> [The exercise]: Locate the string "Total" throughout the material and copy every line in which it occurs.

◆ ◆ ◆ ◆ ◆

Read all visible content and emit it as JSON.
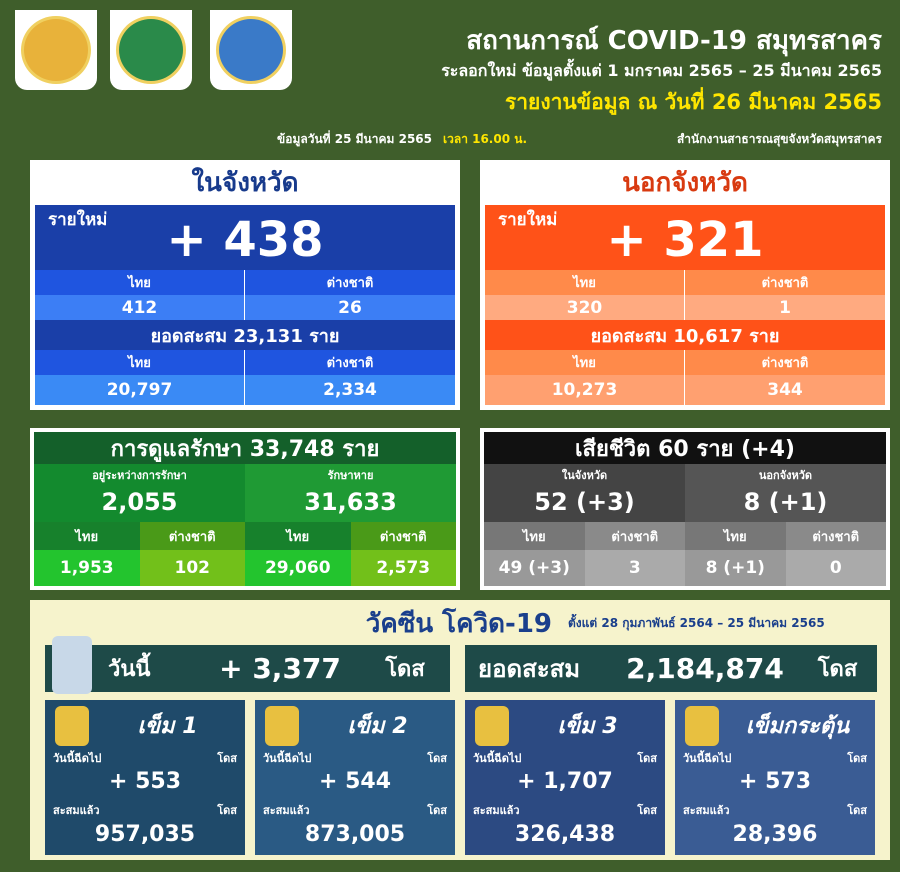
{
  "header": {
    "title": "สถานการณ์ COVID-19 สมุทรสาคร",
    "subtitle": "ระลอกใหม่ ข้อมูลตั้งแต่ 1 มกราคม 2565 – 25 มีนาคม 2565",
    "report_date": "รายงานข้อมูล ณ วันที่ 26 มีนาคม 2565",
    "source_date": "ข้อมูลวันที่ 25 มีนาคม 2565",
    "source_time": "เวลา 16.00 น.",
    "source_agency": "สำนักงานสาธารณสุขจังหวัดสมุทรสาคร"
  },
  "inside": {
    "title": "ในจังหวัด",
    "new_label": "รายใหม่",
    "new_value": "+ 438",
    "thai_label": "ไทย",
    "foreign_label": "ต่างชาติ",
    "thai_new": "412",
    "foreign_new": "26",
    "cumulative": "ยอดสะสม 23,131 ราย",
    "thai_cum": "20,797",
    "foreign_cum": "2,334"
  },
  "outside": {
    "title": "นอกจังหวัด",
    "new_label": "รายใหม่",
    "new_value": "+ 321",
    "thai_label": "ไทย",
    "foreign_label": "ต่างชาติ",
    "thai_new": "320",
    "foreign_new": "1",
    "cumulative": "ยอดสะสม 10,617 ราย",
    "thai_cum": "10,273",
    "foreign_cum": "344"
  },
  "care": {
    "title": "การดูแลรักษา 33,748 ราย",
    "treating_label": "อยู่ระหว่างการรักษา",
    "treating": "2,055",
    "recovered_label": "รักษาหาย",
    "recovered": "31,633",
    "thai_label": "ไทย",
    "foreign_label": "ต่างชาติ",
    "treating_thai": "1,953",
    "treating_foreign": "102",
    "recovered_thai": "29,060",
    "recovered_foreign": "2,573"
  },
  "deaths": {
    "title": "เสียชีวิต 60 ราย (+4)",
    "inside_label": "ในจังหวัด",
    "inside": "52 (+3)",
    "outside_label": "นอกจังหวัด",
    "outside": "8 (+1)",
    "thai_label": "ไทย",
    "foreign_label": "ต่างชาติ",
    "inside_thai": "49 (+3)",
    "inside_foreign": "3",
    "outside_thai": "8 (+1)",
    "outside_foreign": "0"
  },
  "vaccine": {
    "title": "วัคซีน โควิด-19",
    "period": "ตั้งแต่ 28 กุมภาพันธ์ 2564 – 25 มีนาคม 2565",
    "today_label": "วันนี้",
    "today": "+ 3,377",
    "unit": "โดส",
    "cum_label": "ยอดสะสม",
    "cum": "2,184,874",
    "doses": [
      {
        "name": "เข็ม 1",
        "today_label": "วันนี้ฉีดไป",
        "unit": "โดส",
        "today": "+ 553",
        "cum_label": "สะสมแล้ว",
        "cum": "957,035"
      },
      {
        "name": "เข็ม 2",
        "today_label": "วันนี้ฉีดไป",
        "unit": "โดส",
        "today": "+ 544",
        "cum_label": "สะสมแล้ว",
        "cum": "873,005"
      },
      {
        "name": "เข็ม 3",
        "today_label": "วันนี้ฉีดไป",
        "unit": "โดส",
        "today": "+ 1,707",
        "cum_label": "สะสมแล้ว",
        "cum": "326,438"
      },
      {
        "name": "เข็มกระตุ้น",
        "today_label": "วันนี้ฉีดไป",
        "unit": "โดส",
        "today": "+ 573",
        "cum_label": "สะสมแล้ว",
        "cum": "28,396"
      }
    ]
  }
}
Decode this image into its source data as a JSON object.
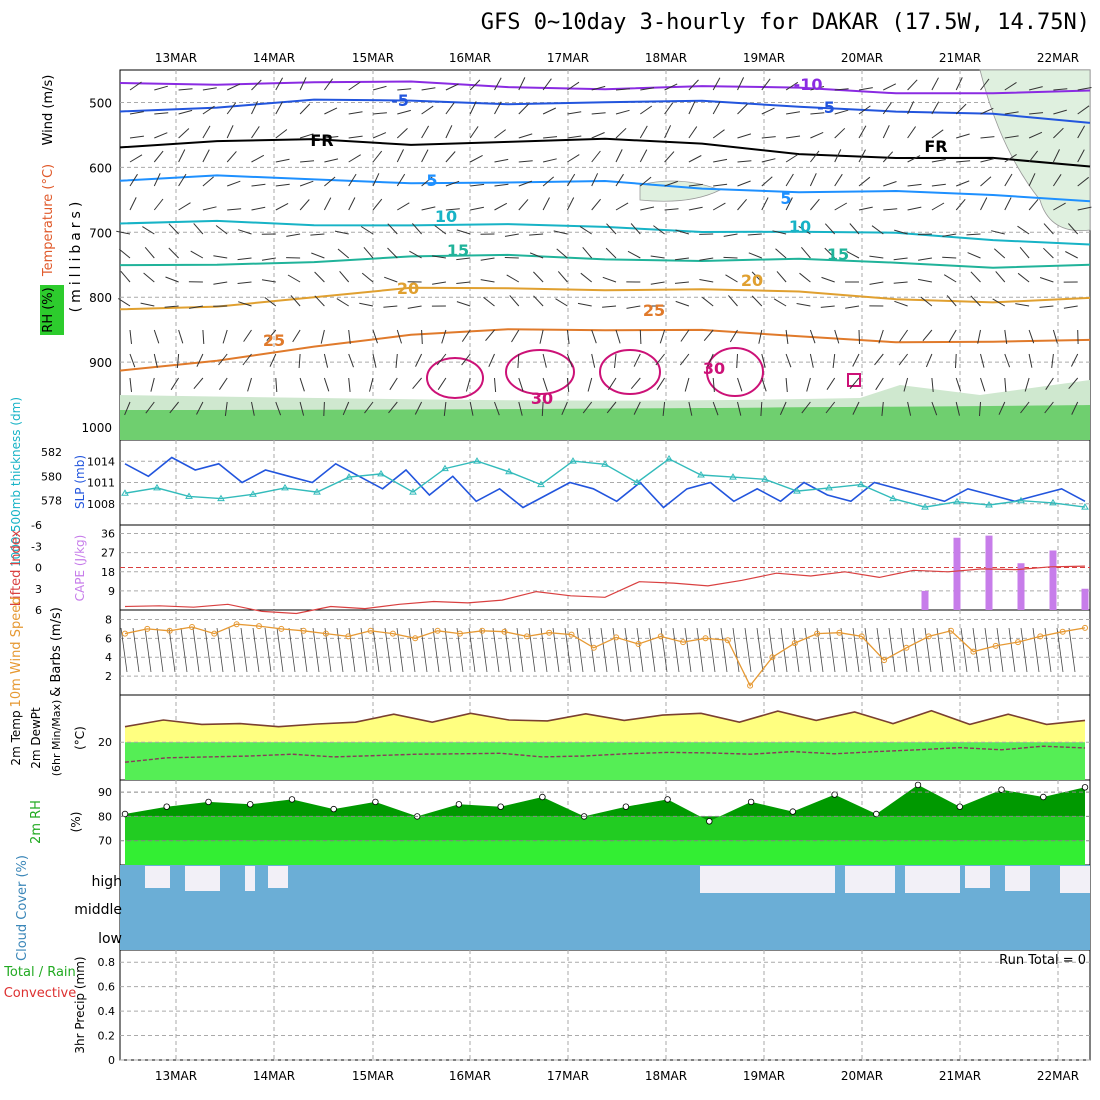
{
  "title": "GFS 0~10day 3-hourly for DAKAR (17.5W, 14.75N)",
  "chart_data": {
    "type": "line",
    "x": [
      "13MAR",
      "14MAR",
      "15MAR",
      "16MAR",
      "17MAR",
      "18MAR",
      "19MAR",
      "20MAR",
      "21MAR",
      "22MAR"
    ],
    "colors": {
      "wind_line": "#e69933",
      "cape": "#c77dea",
      "lifted": "#d94040",
      "slp": "#2255dd",
      "thickness": "#33bbbb",
      "tempfill": "#ffff80",
      "dewfill": "#55ee55",
      "rh_dark": "#009900",
      "rh_mid": "#22cc22",
      "rh_light": "#33ee33",
      "cloud": "#6baed6",
      "cloud_clear": "#f2f0f7"
    },
    "panels": {
      "upper": {
        "ylabel": "(millibars)",
        "ylabels_left": [
          "Wind (m/s)",
          "Temperature (°C)",
          "RH (%)"
        ],
        "yticks": [
          500,
          600,
          700,
          800,
          900,
          1000
        ],
        "contour_labels": [
          "-10",
          "-5",
          "FR",
          "5",
          "10",
          "15",
          "20",
          "25",
          "30",
          "-5",
          "FR",
          "5",
          "10",
          "15",
          "20",
          "25",
          "30"
        ],
        "temperature_isotherms": [
          {
            "label": "-10",
            "level": [
              470,
              468,
              470,
              472,
              474,
              476,
              478,
              480,
              482,
              484,
              486
            ]
          },
          {
            "label": "-5",
            "level": [
              510,
              506,
              500,
              498,
              498,
              500,
              502,
              505,
              510,
              520,
              535
            ]
          },
          {
            "label": "FR",
            "level": [
              565,
              562,
              560,
              562,
              558,
              560,
              565,
              575,
              585,
              590,
              598
            ]
          },
          {
            "label": "5",
            "level": [
              620,
              617,
              618,
              620,
              625,
              625,
              630,
              635,
              640,
              645,
              648
            ]
          },
          {
            "label": "10",
            "level": [
              690,
              685,
              685,
              688,
              692,
              692,
              695,
              700,
              705,
              710,
              715
            ]
          },
          {
            "label": "15",
            "level": [
              755,
              748,
              742,
              740,
              738,
              738,
              742,
              745,
              748,
              750,
              750
            ]
          },
          {
            "label": "20",
            "level": [
              820,
              810,
              800,
              790,
              785,
              785,
              790,
              795,
              800,
              805,
              805
            ]
          },
          {
            "label": "25",
            "level": [
              910,
              895,
              880,
              860,
              845,
              850,
              855,
              860,
              865,
              870,
              870
            ]
          }
        ]
      },
      "slp": {
        "ylabels": [
          "1000-500mb thickness (dm)",
          "SLP (mb)"
        ],
        "thickness_ticks": [
          578,
          580,
          582
        ],
        "slp_ticks": [
          1008,
          1011,
          1014
        ],
        "slp": [
          1014,
          1012,
          1015,
          1013,
          1014,
          1011,
          1013,
          1012,
          1011,
          1014,
          1012,
          1010,
          1013,
          1009,
          1012,
          1008,
          1010,
          1007,
          1009,
          1011,
          1010,
          1008,
          1011,
          1007,
          1010,
          1011,
          1008,
          1010,
          1008,
          1011,
          1009,
          1008,
          1011,
          1010,
          1009,
          1008,
          1010,
          1009,
          1008,
          1009,
          1010,
          1008
        ],
        "thickness": [
          578.5,
          579,
          578.2,
          578,
          578.4,
          579,
          578.6,
          580,
          580.3,
          578.6,
          580.8,
          581.5,
          580.5,
          579.3,
          581.5,
          581.2,
          579.5,
          581.7,
          580.2,
          580,
          579.8,
          578.7,
          579,
          579.3,
          578,
          577.2,
          577.7,
          577.4,
          577.8,
          577.6,
          577.2
        ]
      },
      "cape_li": {
        "ylabels": [
          "Lifted Index",
          "CAPE (J/kg)"
        ],
        "li_ticks": [
          6,
          3,
          0,
          -3,
          -6
        ],
        "cape_ticks": [
          9,
          18,
          27,
          36
        ],
        "lifted_index": [
          5.5,
          5.4,
          5.6,
          5.2,
          6.2,
          6.5,
          5.5,
          5.8,
          5.2,
          4.8,
          5,
          4.6,
          3.4,
          4,
          4.2,
          2,
          2.2,
          2.6,
          1.8,
          0.8,
          1.2,
          0.6,
          1.4,
          0.4,
          0.6,
          0.2,
          0.3,
          -0.1,
          -0.2
        ],
        "cape": [
          0,
          0,
          0,
          0,
          0,
          0,
          0,
          0,
          0,
          0,
          0,
          0,
          0,
          0,
          0,
          0,
          0,
          0,
          0,
          0,
          0,
          0,
          0,
          0,
          0,
          9,
          34,
          35,
          22,
          28,
          10
        ]
      },
      "wind10m": {
        "ylabels": [
          "10m Wind Speed",
          "& Barbs (m/s)"
        ],
        "yticks": [
          2,
          4,
          6,
          8
        ],
        "speed": [
          6.5,
          7,
          6.8,
          7.2,
          6.5,
          7.5,
          7.3,
          7,
          6.8,
          6.5,
          6.2,
          6.8,
          6.5,
          6,
          6.8,
          6.5,
          6.8,
          6.7,
          6.2,
          6.6,
          6.4,
          5,
          6.1,
          5.4,
          6.2,
          5.6,
          6,
          5.8,
          1,
          4,
          5.5,
          6.5,
          6.6,
          6.2,
          3.7,
          5,
          6.2,
          6.8,
          4.6,
          5.2,
          5.6,
          6.2,
          6.7,
          7.1
        ]
      },
      "temp2m": {
        "ylabels": [
          "2m Temp",
          "2m DewPt",
          "(6hr Min/Max)",
          "(°C)"
        ],
        "yticks": [
          20
        ],
        "temperature": [
          24,
          25.5,
          24.5,
          24.7,
          24,
          24.6,
          25,
          26.8,
          25,
          27,
          25.5,
          25.3,
          26.9,
          25.4,
          26.6,
          27,
          25,
          27.5,
          25.4,
          27.3,
          24.7,
          27.6,
          24.5,
          26.8,
          24.5,
          25.4
        ],
        "dewpoint": [
          16,
          17,
          17.2,
          17.4,
          17.8,
          17.2,
          17.5,
          17.8,
          17.9,
          18,
          17.2,
          17.4,
          17.9,
          18.2,
          18.1,
          17.8,
          18.4,
          17.9,
          18.4,
          18.8,
          19.3,
          18.8,
          19.6,
          19.2
        ]
      },
      "rh2m": {
        "ylabels": [
          "2m RH",
          "(%)"
        ],
        "yticks": [
          70,
          80,
          90
        ],
        "rh": [
          81,
          84,
          86,
          85,
          87,
          83,
          86,
          80,
          85,
          84,
          88,
          80,
          84,
          87,
          78,
          86,
          82,
          89,
          81,
          93,
          84,
          91,
          88,
          92
        ]
      },
      "cloud": {
        "ylabel": "Cloud Cover (%)",
        "levels": [
          "high",
          "middle",
          "low"
        ]
      },
      "precip": {
        "ylabels": [
          "Total / Rain",
          "Convective",
          "3hr Precip (mm)"
        ],
        "yticks": [
          0,
          0.2,
          0.4,
          0.6,
          0.8
        ],
        "values": [
          0,
          0,
          0,
          0,
          0,
          0,
          0,
          0,
          0,
          0
        ],
        "run_total_label": "Run Total = 0"
      }
    }
  }
}
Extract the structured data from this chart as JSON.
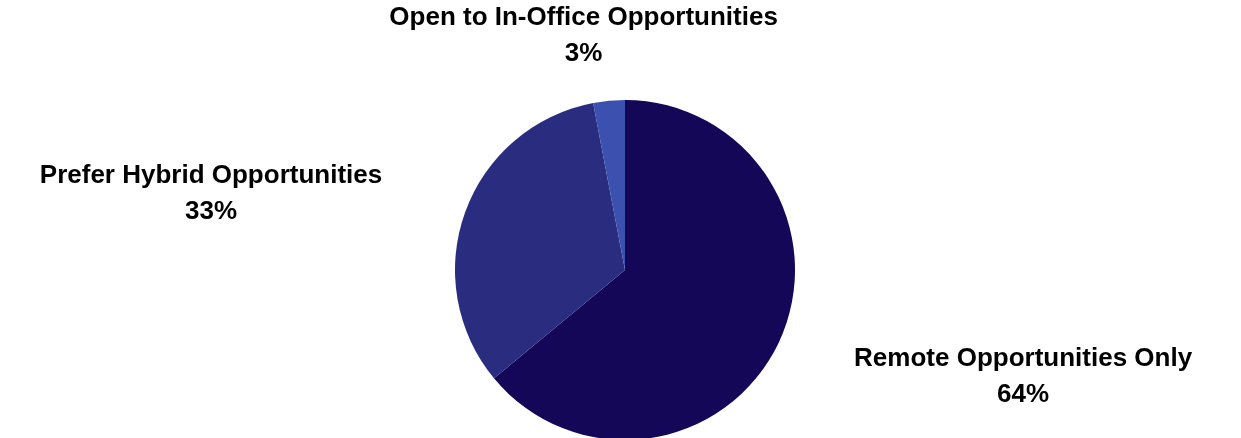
{
  "chart_data": {
    "type": "pie",
    "categories": [
      "Remote Opportunities Only",
      "Prefer Hybrid Opportunities",
      "Open to In-Office Opportunities"
    ],
    "values": [
      64,
      33,
      3
    ],
    "value_labels": [
      "64%",
      "33%",
      "3%"
    ],
    "colors": [
      "#140757",
      "#2a2c80",
      "#3c50b0"
    ]
  }
}
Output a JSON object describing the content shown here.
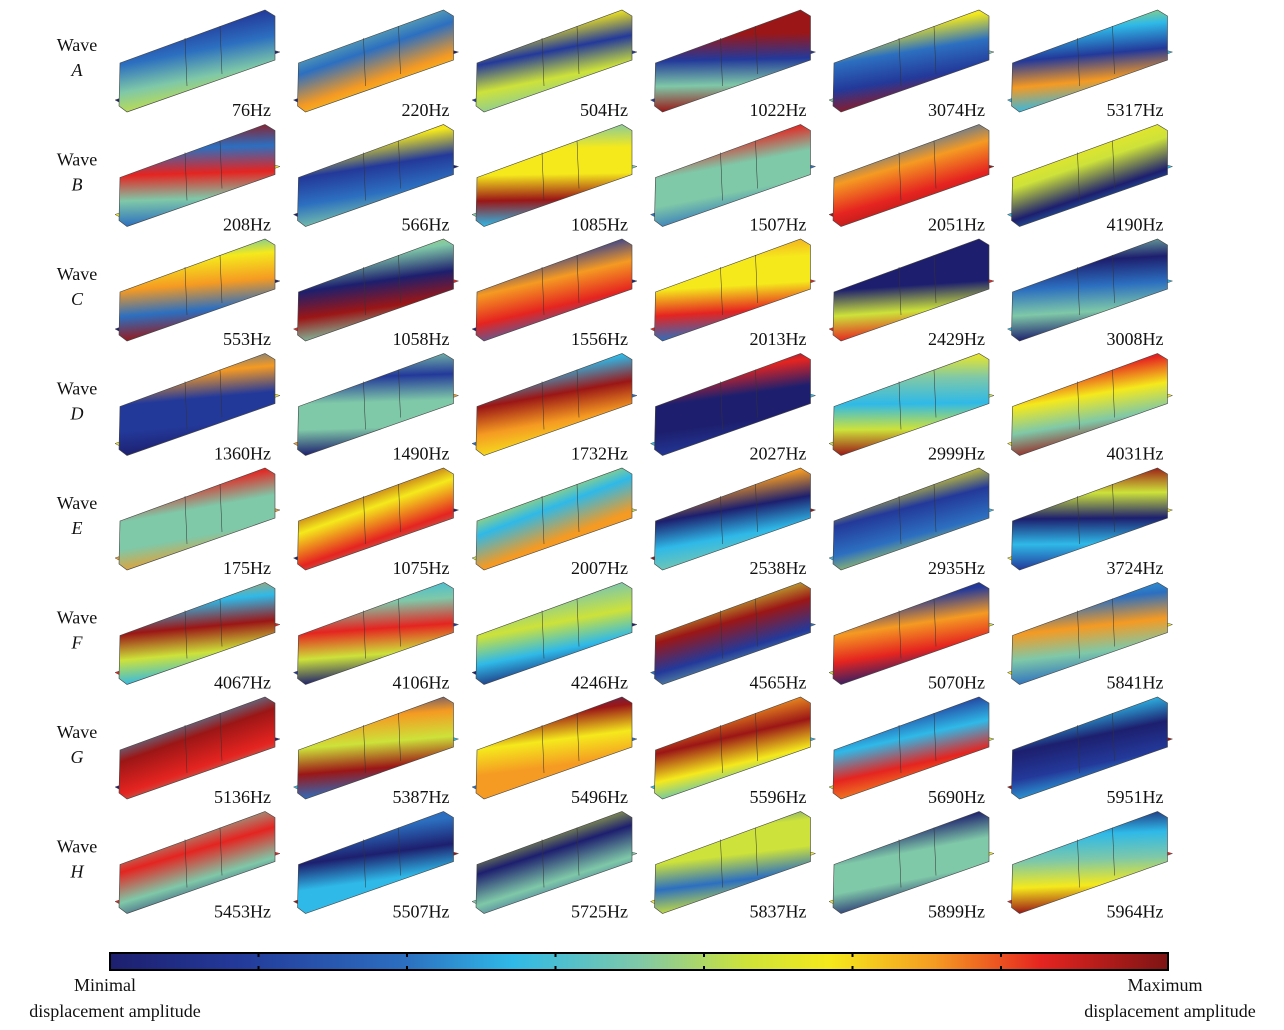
{
  "rows": [
    {
      "label": "Wave",
      "letter": "A",
      "modes": [
        "76Hz",
        "220Hz",
        "504Hz",
        "1022Hz",
        "3074Hz",
        "5317Hz"
      ]
    },
    {
      "label": "Wave",
      "letter": "B",
      "modes": [
        "208Hz",
        "566Hz",
        "1085Hz",
        "1507Hz",
        "2051Hz",
        "4190Hz"
      ]
    },
    {
      "label": "Wave",
      "letter": "C",
      "modes": [
        "553Hz",
        "1058Hz",
        "1556Hz",
        "2013Hz",
        "2429Hz",
        "3008Hz"
      ]
    },
    {
      "label": "Wave",
      "letter": "D",
      "modes": [
        "1360Hz",
        "1490Hz",
        "1732Hz",
        "2027Hz",
        "2999Hz",
        "4031Hz"
      ]
    },
    {
      "label": "Wave",
      "letter": "E",
      "modes": [
        "175Hz",
        "1075Hz",
        "2007Hz",
        "2538Hz",
        "2935Hz",
        "3724Hz"
      ]
    },
    {
      "label": "Wave",
      "letter": "F",
      "modes": [
        "4067Hz",
        "4106Hz",
        "4246Hz",
        "4565Hz",
        "5070Hz",
        "5841Hz"
      ]
    },
    {
      "label": "Wave",
      "letter": "G",
      "modes": [
        "5136Hz",
        "5387Hz",
        "5496Hz",
        "5596Hz",
        "5690Hz",
        "5951Hz"
      ]
    },
    {
      "label": "Wave",
      "letter": "H",
      "modes": [
        "5453Hz",
        "5507Hz",
        "5725Hz",
        "5837Hz",
        "5899Hz",
        "5964Hz"
      ]
    }
  ],
  "colorbar": {
    "min_label": [
      "Minimal",
      "displacement amplitude"
    ],
    "max_label": [
      "Maximum",
      "displacement amplitude"
    ]
  }
}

◆ ◆ ◆ ◆ ◆

> [Written response]:
          "Total / Rain",
        "run_total_label": "Run Total = 0"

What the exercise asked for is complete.